** START OF Extracted material **
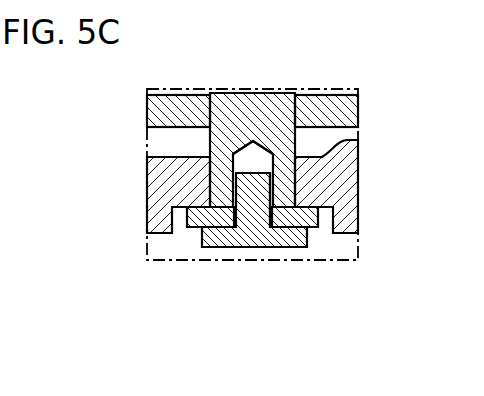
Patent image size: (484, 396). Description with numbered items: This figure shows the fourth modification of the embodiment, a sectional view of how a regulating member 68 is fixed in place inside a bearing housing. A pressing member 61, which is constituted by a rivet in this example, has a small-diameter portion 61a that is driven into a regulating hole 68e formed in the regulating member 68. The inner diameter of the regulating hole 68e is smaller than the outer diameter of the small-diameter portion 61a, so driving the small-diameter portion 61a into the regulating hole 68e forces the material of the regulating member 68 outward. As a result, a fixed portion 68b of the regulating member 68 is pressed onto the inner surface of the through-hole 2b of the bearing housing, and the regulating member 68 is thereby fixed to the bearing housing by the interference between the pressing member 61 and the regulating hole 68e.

The through-hole 2b is at (224, 182).
The regulating member 68 is at (242, 188).
The fixed portion 68b is at (208, 184).
The regulating hole 68e is at (231, 176).
The pressing member 61 is at (252, 247).
The small-diameter portion 61a is at (273, 187).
** END OF Extracted material **
What you have to do: Return each line of the data above as a JSON list of strings, one string per line, with blank lines omitted. Leave the picture out of the list.

Task output:
[
  "Patent image size: (484, 396). Description with numbered items: This figure shows the fourth modification of the embodiment, a sectional view of how a regulating member 68 is fixed in place inside a bearing housing. A pressing member 61, which is constituted by a rivet in this example, has a small-diameter portion 61a that is driven into a regulating hole 68e formed in the regulating member 68. The inner diameter of the regulating hole 68e is smaller than the outer diameter of the small-diameter portion 61a, so driving the small-diameter portion 61a into the regulating hole 68e forces the material of the regulating member 68 outward. As a result, a fixed portion 68b of the regulating member 68 is pressed onto the inner surface of the through-hole 2b of the bearing housing, and the regulating member 68 is thereby fixed to the bearing housing by the interference between the pressing member 61 and the regulating hole 68e.",
  "The through-hole 2b is at (224, 182).",
  "The regulating member 68 is at (242, 188).",
  "The fixed portion 68b is at (208, 184).",
  "The regulating hole 68e is at (231, 176).",
  "The pressing member 61 is at (252, 247).",
  "The small-diameter portion 61a is at (273, 187)."
]